__Part of a data file__
+++

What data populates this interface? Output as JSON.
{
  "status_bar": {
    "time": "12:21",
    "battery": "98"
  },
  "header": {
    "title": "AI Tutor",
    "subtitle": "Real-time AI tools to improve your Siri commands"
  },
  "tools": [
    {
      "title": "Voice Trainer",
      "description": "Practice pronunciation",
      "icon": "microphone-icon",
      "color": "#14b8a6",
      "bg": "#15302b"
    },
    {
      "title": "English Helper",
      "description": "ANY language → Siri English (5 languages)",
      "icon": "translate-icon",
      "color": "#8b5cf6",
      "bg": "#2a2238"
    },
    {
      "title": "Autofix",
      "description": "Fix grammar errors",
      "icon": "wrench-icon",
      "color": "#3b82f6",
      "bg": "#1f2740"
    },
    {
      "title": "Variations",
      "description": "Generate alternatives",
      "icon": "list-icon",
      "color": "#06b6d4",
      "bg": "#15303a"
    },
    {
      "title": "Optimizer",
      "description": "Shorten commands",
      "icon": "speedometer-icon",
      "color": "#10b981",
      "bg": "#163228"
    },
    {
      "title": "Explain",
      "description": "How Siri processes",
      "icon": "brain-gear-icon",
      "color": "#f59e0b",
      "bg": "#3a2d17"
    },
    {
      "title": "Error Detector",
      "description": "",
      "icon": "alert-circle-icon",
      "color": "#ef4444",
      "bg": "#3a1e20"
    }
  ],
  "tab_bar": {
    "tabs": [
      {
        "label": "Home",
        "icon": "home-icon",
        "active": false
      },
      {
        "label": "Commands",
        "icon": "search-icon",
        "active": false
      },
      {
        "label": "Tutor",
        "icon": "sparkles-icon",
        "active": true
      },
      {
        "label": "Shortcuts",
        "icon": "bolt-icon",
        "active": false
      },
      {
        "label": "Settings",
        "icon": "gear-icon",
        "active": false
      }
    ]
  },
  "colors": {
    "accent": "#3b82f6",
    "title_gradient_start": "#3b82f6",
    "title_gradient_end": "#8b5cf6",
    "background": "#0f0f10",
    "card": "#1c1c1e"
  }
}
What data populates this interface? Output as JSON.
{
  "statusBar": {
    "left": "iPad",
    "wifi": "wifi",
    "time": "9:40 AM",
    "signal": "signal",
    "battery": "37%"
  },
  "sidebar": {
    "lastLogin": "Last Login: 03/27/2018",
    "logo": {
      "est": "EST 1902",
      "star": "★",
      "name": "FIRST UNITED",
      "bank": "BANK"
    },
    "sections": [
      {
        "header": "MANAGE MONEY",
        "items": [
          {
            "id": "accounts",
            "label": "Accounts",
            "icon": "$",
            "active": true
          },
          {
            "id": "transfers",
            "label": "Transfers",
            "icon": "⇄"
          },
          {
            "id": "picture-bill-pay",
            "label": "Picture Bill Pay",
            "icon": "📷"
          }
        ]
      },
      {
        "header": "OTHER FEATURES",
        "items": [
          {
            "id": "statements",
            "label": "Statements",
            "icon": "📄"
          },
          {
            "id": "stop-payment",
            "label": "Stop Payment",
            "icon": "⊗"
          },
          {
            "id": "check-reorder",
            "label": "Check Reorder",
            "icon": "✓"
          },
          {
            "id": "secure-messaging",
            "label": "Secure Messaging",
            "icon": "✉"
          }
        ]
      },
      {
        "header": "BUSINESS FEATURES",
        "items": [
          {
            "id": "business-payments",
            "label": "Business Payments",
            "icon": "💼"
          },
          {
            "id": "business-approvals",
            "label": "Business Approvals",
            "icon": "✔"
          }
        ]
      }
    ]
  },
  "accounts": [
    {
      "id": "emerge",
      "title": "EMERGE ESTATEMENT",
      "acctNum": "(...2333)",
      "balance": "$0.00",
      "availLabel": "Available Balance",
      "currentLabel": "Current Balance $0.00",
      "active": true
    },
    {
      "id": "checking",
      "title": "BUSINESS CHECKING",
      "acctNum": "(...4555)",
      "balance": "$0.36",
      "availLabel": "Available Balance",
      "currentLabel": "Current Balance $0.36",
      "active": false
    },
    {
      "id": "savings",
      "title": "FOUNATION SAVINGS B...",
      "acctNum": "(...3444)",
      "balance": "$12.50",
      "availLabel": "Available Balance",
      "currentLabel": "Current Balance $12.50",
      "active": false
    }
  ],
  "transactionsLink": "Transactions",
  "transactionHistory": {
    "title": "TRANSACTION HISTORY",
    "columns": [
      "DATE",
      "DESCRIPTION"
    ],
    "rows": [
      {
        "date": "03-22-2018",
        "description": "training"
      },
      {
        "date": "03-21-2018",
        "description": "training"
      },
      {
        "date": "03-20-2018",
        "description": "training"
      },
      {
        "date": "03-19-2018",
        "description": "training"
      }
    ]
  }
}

+++

__Task objective__
From the first line to the last, retype the data exactly.

__Answer for the task__
What data populates this interface? Output as JSON.
{
  "status_bar": {
    "time": "12:21",
    "battery": "98"
  },
  "header": {
    "title": "AI Tutor",
    "subtitle": "Real-time AI tools to improve your Siri commands"
  },
  "tools": [
    {
      "title": "Voice Trainer",
      "description": "Practice pronunciation",
      "icon": "microphone-icon",
      "color": "#14b8a6",
      "bg": "#15302b"
    },
    {
      "title": "English Helper",
      "description": "ANY language → Siri English (5 languages)",
      "icon": "translate-icon",
      "color": "#8b5cf6",
      "bg": "#2a2238"
    },
    {
      "title": "Autofix",
      "description": "Fix grammar errors",
      "icon": "wrench-icon",
      "color": "#3b82f6",
      "bg": "#1f2740"
    },
    {
      "title": "Variations",
      "description": "Generate alternatives",
      "icon": "list-icon",
      "color": "#06b6d4",
      "bg": "#15303a"
    },
    {
      "title": "Optimizer",
      "description": "Shorten commands",
      "icon": "speedometer-icon",
      "color": "#10b981",
      "bg": "#163228"
    },
    {
      "title": "Explain",
      "description": "How Siri processes",
      "icon": "brain-gear-icon",
      "color": "#f59e0b",
      "bg": "#3a2d17"
    },
    {
      "title": "Error Detector",
      "description": "",
      "icon": "alert-circle-icon",
      "color": "#ef4444",
      "bg": "#3a1e20"
    }
  ],
  "tab_bar": {
    "tabs": [
      {
        "label": "Home",
        "icon": "home-icon",
        "active": false
      },
      {
        "label": "Commands",
        "icon": "search-icon",
        "active": false
      },
      {
        "label": "Tutor",
        "icon": "sparkles-icon",
        "active": true
      },
      {
        "label": "Shortcuts",
        "icon": "bolt-icon",
        "active": false
      },
      {
        "label": "Settings",
        "icon": "gear-icon",
        "active": false
      }
    ]
  },
  "colors": {
    "accent": "#3b82f6",
    "title_gradient_start": "#3b82f6",
    "title_gradient_end": "#8b5cf6",
    "background": "#0f0f10",
    "card": "#1c1c1e"
  }
}
What data populates this interface? Output as JSON.
{
  "statusBar": {
    "left": "iPad",
    "wifi": "wifi",
    "time": "9:40 AM",
    "signal": "signal",
    "battery": "37%"
  },
  "sidebar": {
    "lastLogin": "Last Login: 03/27/2018",
    "logo": {
      "est": "EST 1902",
      "star": "★",
      "name": "FIRST UNITED",
      "bank": "BANK"
    },
    "sections": [
      {
        "header": "MANAGE MONEY",
        "items": [
          {
            "id": "accounts",
            "label": "Accounts",
            "icon": "$",
            "active": true
          },
          {
            "id": "transfers",
            "label": "Transfers",
            "icon": "⇄"
          },
          {
            "id": "picture-bill-pay",
            "label": "Picture Bill Pay",
            "icon": "📷"
          }
        ]
      },
      {
        "header": "OTHER FEATURES",
        "items": [
          {
            "id": "statements",
            "label": "Statements",
            "icon": "📄"
          },
          {
            "id": "stop-payment",
            "label": "Stop Payment",
            "icon": "⊗"
          },
          {
            "id": "check-reorder",
            "label": "Check Reorder",
            "icon": "✓"
          },
          {
            "id": "secure-messaging",
            "label": "Secure Messaging",
            "icon": "✉"
          }
        ]
      },
      {
        "header": "BUSINESS FEATURES",
        "items": [
          {
            "id": "business-payments",
            "label": "Business Payments",
            "icon": "💼"
          },
          {
            "id": "business-approvals",
            "label": "Business Approvals",
            "icon": "✔"
          }
        ]
      }
    ]
  },
  "accounts": [
    {
      "id": "emerge",
      "title": "EMERGE ESTATEMENT",
      "acctNum": "(...2333)",
      "balance": "$0.00",
      "availLabel": "Available Balance",
      "currentLabel": "Current Balance $0.00",
      "active": true
    },
    {
      "id": "checking",
      "title": "BUSINESS CHECKING",
      "acctNum": "(...4555)",
      "balance": "$0.36",
      "availLabel": "Available Balance",
      "currentLabel": "Current Balance $0.36",
      "active": false
    },
    {
      "id": "savings",
      "title": "FOUNATION SAVINGS B...",
      "acctNum": "(...3444)",
      "balance": "$12.50",
      "availLabel": "Available Balance",
      "currentLabel": "Current Balance $12.50",
      "active": false
    }
  ],
  "transactionsLink": "Transactions",
  "transactionHistory": {
    "title": "TRANSACTION HISTORY",
    "columns": [
      "DATE",
      "DESCRIPTION"
    ],
    "rows": [
      {
        "date": "03-22-2018",
        "description": "training"
      },
      {
        "date": "03-21-2018",
        "description": "training"
      },
      {
        "date": "03-20-2018",
        "description": "training"
      },
      {
        "date": "03-19-2018",
        "description": "training"
      }
    ]
  }
}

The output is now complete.